__THE PROBLEM__.
Look for "detached" in each line of the entries, and return the matching lines.

———

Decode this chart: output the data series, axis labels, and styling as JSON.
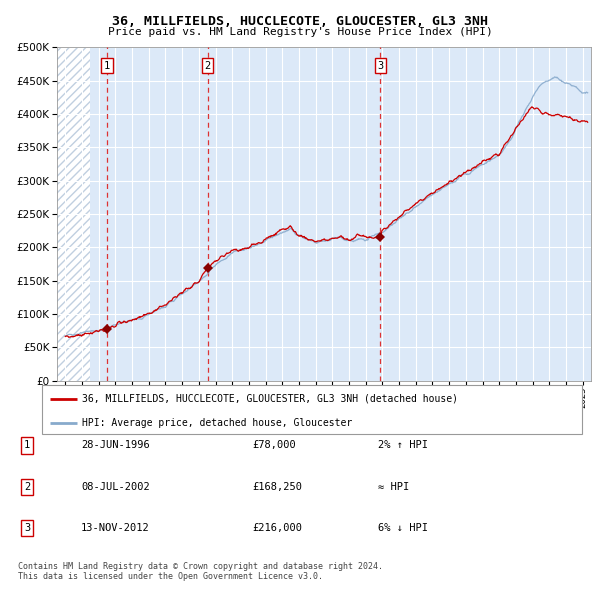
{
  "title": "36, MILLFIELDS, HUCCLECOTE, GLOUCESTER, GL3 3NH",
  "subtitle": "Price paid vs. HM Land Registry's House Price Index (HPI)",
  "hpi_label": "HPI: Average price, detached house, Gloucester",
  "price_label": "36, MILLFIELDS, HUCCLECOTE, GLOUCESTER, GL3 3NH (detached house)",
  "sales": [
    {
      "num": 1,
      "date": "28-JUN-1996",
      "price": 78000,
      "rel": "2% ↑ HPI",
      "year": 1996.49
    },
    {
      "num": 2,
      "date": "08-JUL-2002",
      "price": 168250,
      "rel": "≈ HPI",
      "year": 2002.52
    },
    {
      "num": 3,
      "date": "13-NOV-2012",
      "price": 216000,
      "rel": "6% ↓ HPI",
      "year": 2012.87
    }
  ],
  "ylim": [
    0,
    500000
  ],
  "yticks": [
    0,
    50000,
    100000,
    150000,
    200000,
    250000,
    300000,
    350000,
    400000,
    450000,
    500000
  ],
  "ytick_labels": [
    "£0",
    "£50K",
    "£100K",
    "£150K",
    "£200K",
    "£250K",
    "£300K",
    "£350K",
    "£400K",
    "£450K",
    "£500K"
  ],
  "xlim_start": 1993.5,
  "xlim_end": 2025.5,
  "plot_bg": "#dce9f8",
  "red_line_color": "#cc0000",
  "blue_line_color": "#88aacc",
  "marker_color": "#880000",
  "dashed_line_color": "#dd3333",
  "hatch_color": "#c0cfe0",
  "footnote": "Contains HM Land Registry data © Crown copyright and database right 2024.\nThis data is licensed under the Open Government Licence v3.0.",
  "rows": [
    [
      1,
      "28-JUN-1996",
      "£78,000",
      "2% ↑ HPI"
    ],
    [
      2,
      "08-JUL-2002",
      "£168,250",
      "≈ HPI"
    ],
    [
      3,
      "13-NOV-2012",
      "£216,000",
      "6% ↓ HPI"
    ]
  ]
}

———

__FINAL ANSWER__.
  "hpi_label": "HPI: Average price, detached house, Gloucester",
  "price_label": "36, MILLFIELDS, HUCCLECOTE, GLOUCESTER, GL3 3NH (detached house)",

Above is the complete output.